**Problem statement:**
Quote the entries word for word. Omit the pictures.

(Data entries for graphics)
···
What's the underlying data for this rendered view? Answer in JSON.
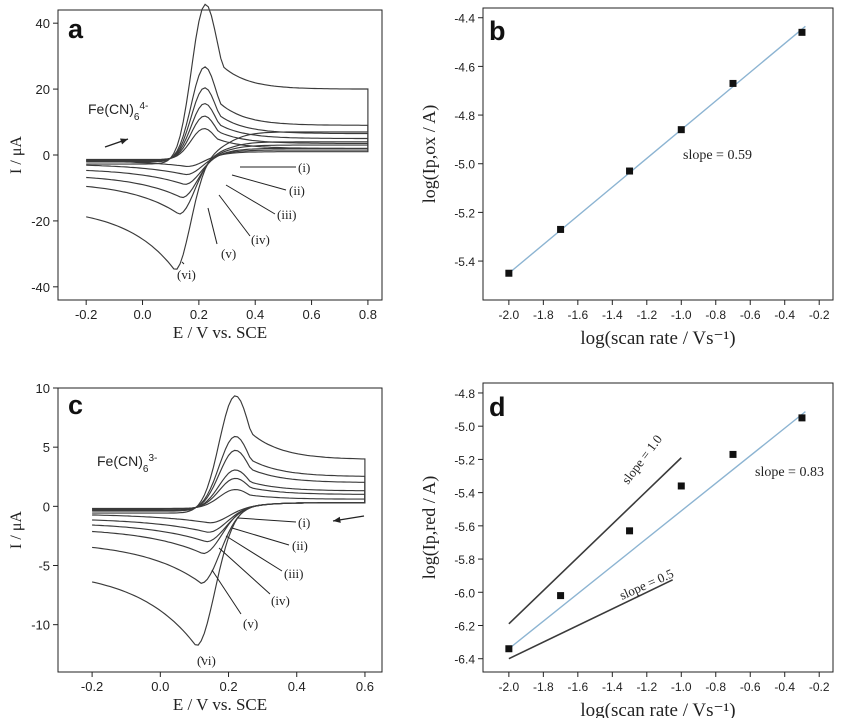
{
  "chart_data": [
    {
      "panel": "a",
      "type": "line",
      "xlabel": "E / V vs. SCE",
      "ylabel": "I / μA",
      "xlim": [
        -0.3,
        0.85
      ],
      "ylim": [
        -44,
        44
      ],
      "xticks": [
        -0.2,
        0.0,
        0.2,
        0.4,
        0.6,
        0.8
      ],
      "yticks": [
        -40,
        -20,
        0,
        20,
        40
      ],
      "grid": false,
      "species_label": {
        "base": "Fe(CN)",
        "sub": "6",
        "sup": "4-"
      },
      "curve_labels": [
        "(i)",
        "(ii)",
        "(iii)",
        "(iv)",
        "(v)",
        "(vi)"
      ],
      "series": [
        {
          "name": "(i)",
          "peak_ox": 7,
          "peak_red": -3.5,
          "E_red": 0.16,
          "end_forward": 2,
          "end_reverse": 1
        },
        {
          "name": "(ii)",
          "peak_ox": 10,
          "peak_red": -6,
          "E_red": 0.155,
          "end_forward": 3.5,
          "end_reverse": 1.5
        },
        {
          "name": "(iii)",
          "peak_ox": 13,
          "peak_red": -9,
          "E_red": 0.15,
          "end_forward": 5,
          "end_reverse": 2
        },
        {
          "name": "(iv)",
          "peak_ox": 17,
          "peak_red": -13,
          "E_red": 0.14,
          "end_forward": 6.5,
          "end_reverse": 3
        },
        {
          "name": "(v)",
          "peak_ox": 22,
          "peak_red": -18,
          "E_red": 0.13,
          "end_forward": 9,
          "end_reverse": 4
        },
        {
          "name": "(vi)",
          "peak_ox": 35,
          "peak_red": -35,
          "E_red": 0.115,
          "end_forward": 20,
          "end_reverse": 7
        }
      ]
    },
    {
      "panel": "b",
      "type": "scatter",
      "xlabel": "log(scan rate / Vs⁻¹)",
      "ylabel": "log(Ip,ox / A)",
      "xlim": [
        -2.15,
        -0.12
      ],
      "ylim": [
        -5.56,
        -4.36
      ],
      "xticks": [
        -2.0,
        -1.8,
        -1.6,
        -1.4,
        -1.2,
        -1.0,
        -0.8,
        -0.6,
        -0.4,
        -0.2
      ],
      "yticks": [
        -5.4,
        -5.2,
        -5.0,
        -4.8,
        -4.6,
        -4.4
      ],
      "grid": false,
      "points": [
        {
          "x": -2.0,
          "y": -5.45
        },
        {
          "x": -1.7,
          "y": -5.27
        },
        {
          "x": -1.3,
          "y": -5.03
        },
        {
          "x": -1.0,
          "y": -4.86
        },
        {
          "x": -0.7,
          "y": -4.67
        },
        {
          "x": -0.3,
          "y": -4.46
        }
      ],
      "fit": {
        "slope": 0.59,
        "x_range": [
          -2.0,
          -0.28
        ],
        "label": "slope = 0.59"
      }
    },
    {
      "panel": "c",
      "type": "line",
      "xlabel": "E / V vs. SCE",
      "ylabel": "I / μA",
      "xlim": [
        -0.3,
        0.65
      ],
      "ylim": [
        -14,
        10
      ],
      "xticks": [
        -0.2,
        0.0,
        0.2,
        0.4,
        0.6
      ],
      "yticks": [
        -10,
        -5,
        0,
        5,
        10
      ],
      "grid": false,
      "species_label": {
        "base": "Fe(CN)",
        "sub": "6",
        "sup": "3-"
      },
      "curve_labels": [
        "(i)",
        "(ii)",
        "(iii)",
        "(iv)",
        "(v)",
        "(vi)"
      ],
      "series": [
        {
          "name": "(i)",
          "peak_ox": 1.2,
          "peak_red": -1.4,
          "E_red": 0.145
        },
        {
          "name": "(ii)",
          "peak_ox": 2,
          "peak_red": -2.2,
          "E_red": 0.14
        },
        {
          "name": "(iii)",
          "peak_ox": 2.6,
          "peak_red": -3,
          "E_red": 0.135
        },
        {
          "name": "(iv)",
          "peak_ox": 4,
          "peak_red": -4,
          "E_red": 0.125
        },
        {
          "name": "(v)",
          "peak_ox": 5,
          "peak_red": -6.5,
          "E_red": 0.12
        },
        {
          "name": "(vi)",
          "peak_ox": 7.9,
          "peak_red": -11.8,
          "E_red": 0.105
        }
      ]
    },
    {
      "panel": "d",
      "type": "scatter",
      "xlabel": "log(scan rate / Vs⁻¹)",
      "ylabel": "log(Ip,red / A)",
      "xlim": [
        -2.15,
        -0.12
      ],
      "ylim": [
        -6.48,
        -4.74
      ],
      "xticks": [
        -2.0,
        -1.8,
        -1.6,
        -1.4,
        -1.2,
        -1.0,
        -0.8,
        -0.6,
        -0.4,
        -0.2
      ],
      "yticks": [
        -6.4,
        -6.2,
        -6.0,
        -5.8,
        -5.6,
        -5.4,
        -5.2,
        -5.0,
        -4.8
      ],
      "grid": false,
      "points": [
        {
          "x": -2.0,
          "y": -6.34
        },
        {
          "x": -1.7,
          "y": -6.02
        },
        {
          "x": -1.3,
          "y": -5.63
        },
        {
          "x": -1.0,
          "y": -5.36
        },
        {
          "x": -0.7,
          "y": -5.17
        },
        {
          "x": -0.3,
          "y": -4.95
        }
      ],
      "fit": {
        "slope": 0.83,
        "x_range": [
          -2.0,
          -0.28
        ],
        "label": "slope = 0.83"
      },
      "reference_lines": [
        {
          "slope": 1.0,
          "x_range": [
            -2.0,
            -1.0
          ],
          "y_start": -6.19,
          "label": "slope = 1.0"
        },
        {
          "slope": 0.5,
          "x_range": [
            -2.0,
            -1.05
          ],
          "y_start": -6.4,
          "label": "slope = 0.5"
        }
      ]
    }
  ]
}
···
**Expected output:**
What's the underlying data for this rendered view? Answer in JSON.
{
  "chart_data": [
    {
      "panel": "a",
      "type": "line",
      "xlabel": "E / V vs. SCE",
      "ylabel": "I / μA",
      "xlim": [
        -0.3,
        0.85
      ],
      "ylim": [
        -44,
        44
      ],
      "xticks": [
        -0.2,
        0.0,
        0.2,
        0.4,
        0.6,
        0.8
      ],
      "yticks": [
        -40,
        -20,
        0,
        20,
        40
      ],
      "grid": false,
      "species_label": {
        "base": "Fe(CN)",
        "sub": "6",
        "sup": "4-"
      },
      "curve_labels": [
        "(i)",
        "(ii)",
        "(iii)",
        "(iv)",
        "(v)",
        "(vi)"
      ],
      "series": [
        {
          "name": "(i)",
          "peak_ox": 7,
          "peak_red": -3.5,
          "E_red": 0.16,
          "end_forward": 2,
          "end_reverse": 1
        },
        {
          "name": "(ii)",
          "peak_ox": 10,
          "peak_red": -6,
          "E_red": 0.155,
          "end_forward": 3.5,
          "end_reverse": 1.5
        },
        {
          "name": "(iii)",
          "peak_ox": 13,
          "peak_red": -9,
          "E_red": 0.15,
          "end_forward": 5,
          "end_reverse": 2
        },
        {
          "name": "(iv)",
          "peak_ox": 17,
          "peak_red": -13,
          "E_red": 0.14,
          "end_forward": 6.5,
          "end_reverse": 3
        },
        {
          "name": "(v)",
          "peak_ox": 22,
          "peak_red": -18,
          "E_red": 0.13,
          "end_forward": 9,
          "end_reverse": 4
        },
        {
          "name": "(vi)",
          "peak_ox": 35,
          "peak_red": -35,
          "E_red": 0.115,
          "end_forward": 20,
          "end_reverse": 7
        }
      ]
    },
    {
      "panel": "b",
      "type": "scatter",
      "xlabel": "log(scan rate / Vs⁻¹)",
      "ylabel": "log(Ip,ox / A)",
      "xlim": [
        -2.15,
        -0.12
      ],
      "ylim": [
        -5.56,
        -4.36
      ],
      "xticks": [
        -2.0,
        -1.8,
        -1.6,
        -1.4,
        -1.2,
        -1.0,
        -0.8,
        -0.6,
        -0.4,
        -0.2
      ],
      "yticks": [
        -5.4,
        -5.2,
        -5.0,
        -4.8,
        -4.6,
        -4.4
      ],
      "grid": false,
      "points": [
        {
          "x": -2.0,
          "y": -5.45
        },
        {
          "x": -1.7,
          "y": -5.27
        },
        {
          "x": -1.3,
          "y": -5.03
        },
        {
          "x": -1.0,
          "y": -4.86
        },
        {
          "x": -0.7,
          "y": -4.67
        },
        {
          "x": -0.3,
          "y": -4.46
        }
      ],
      "fit": {
        "slope": 0.59,
        "x_range": [
          -2.0,
          -0.28
        ],
        "label": "slope = 0.59"
      }
    },
    {
      "panel": "c",
      "type": "line",
      "xlabel": "E / V vs. SCE",
      "ylabel": "I / μA",
      "xlim": [
        -0.3,
        0.65
      ],
      "ylim": [
        -14,
        10
      ],
      "xticks": [
        -0.2,
        0.0,
        0.2,
        0.4,
        0.6
      ],
      "yticks": [
        -10,
        -5,
        0,
        5,
        10
      ],
      "grid": false,
      "species_label": {
        "base": "Fe(CN)",
        "sub": "6",
        "sup": "3-"
      },
      "curve_labels": [
        "(i)",
        "(ii)",
        "(iii)",
        "(iv)",
        "(v)",
        "(vi)"
      ],
      "series": [
        {
          "name": "(i)",
          "peak_ox": 1.2,
          "peak_red": -1.4,
          "E_red": 0.145
        },
        {
          "name": "(ii)",
          "peak_ox": 2,
          "peak_red": -2.2,
          "E_red": 0.14
        },
        {
          "name": "(iii)",
          "peak_ox": 2.6,
          "peak_red": -3,
          "E_red": 0.135
        },
        {
          "name": "(iv)",
          "peak_ox": 4,
          "peak_red": -4,
          "E_red": 0.125
        },
        {
          "name": "(v)",
          "peak_ox": 5,
          "peak_red": -6.5,
          "E_red": 0.12
        },
        {
          "name": "(vi)",
          "peak_ox": 7.9,
          "peak_red": -11.8,
          "E_red": 0.105
        }
      ]
    },
    {
      "panel": "d",
      "type": "scatter",
      "xlabel": "log(scan rate / Vs⁻¹)",
      "ylabel": "log(Ip,red / A)",
      "xlim": [
        -2.15,
        -0.12
      ],
      "ylim": [
        -6.48,
        -4.74
      ],
      "xticks": [
        -2.0,
        -1.8,
        -1.6,
        -1.4,
        -1.2,
        -1.0,
        -0.8,
        -0.6,
        -0.4,
        -0.2
      ],
      "yticks": [
        -6.4,
        -6.2,
        -6.0,
        -5.8,
        -5.6,
        -5.4,
        -5.2,
        -5.0,
        -4.8
      ],
      "grid": false,
      "points": [
        {
          "x": -2.0,
          "y": -6.34
        },
        {
          "x": -1.7,
          "y": -6.02
        },
        {
          "x": -1.3,
          "y": -5.63
        },
        {
          "x": -1.0,
          "y": -5.36
        },
        {
          "x": -0.7,
          "y": -5.17
        },
        {
          "x": -0.3,
          "y": -4.95
        }
      ],
      "fit": {
        "slope": 0.83,
        "x_range": [
          -2.0,
          -0.28
        ],
        "label": "slope = 0.83"
      },
      "reference_lines": [
        {
          "slope": 1.0,
          "x_range": [
            -2.0,
            -1.0
          ],
          "y_start": -6.19,
          "label": "slope = 1.0"
        },
        {
          "slope": 0.5,
          "x_range": [
            -2.0,
            -1.05
          ],
          "y_start": -6.4,
          "label": "slope = 0.5"
        }
      ]
    }
  ]
}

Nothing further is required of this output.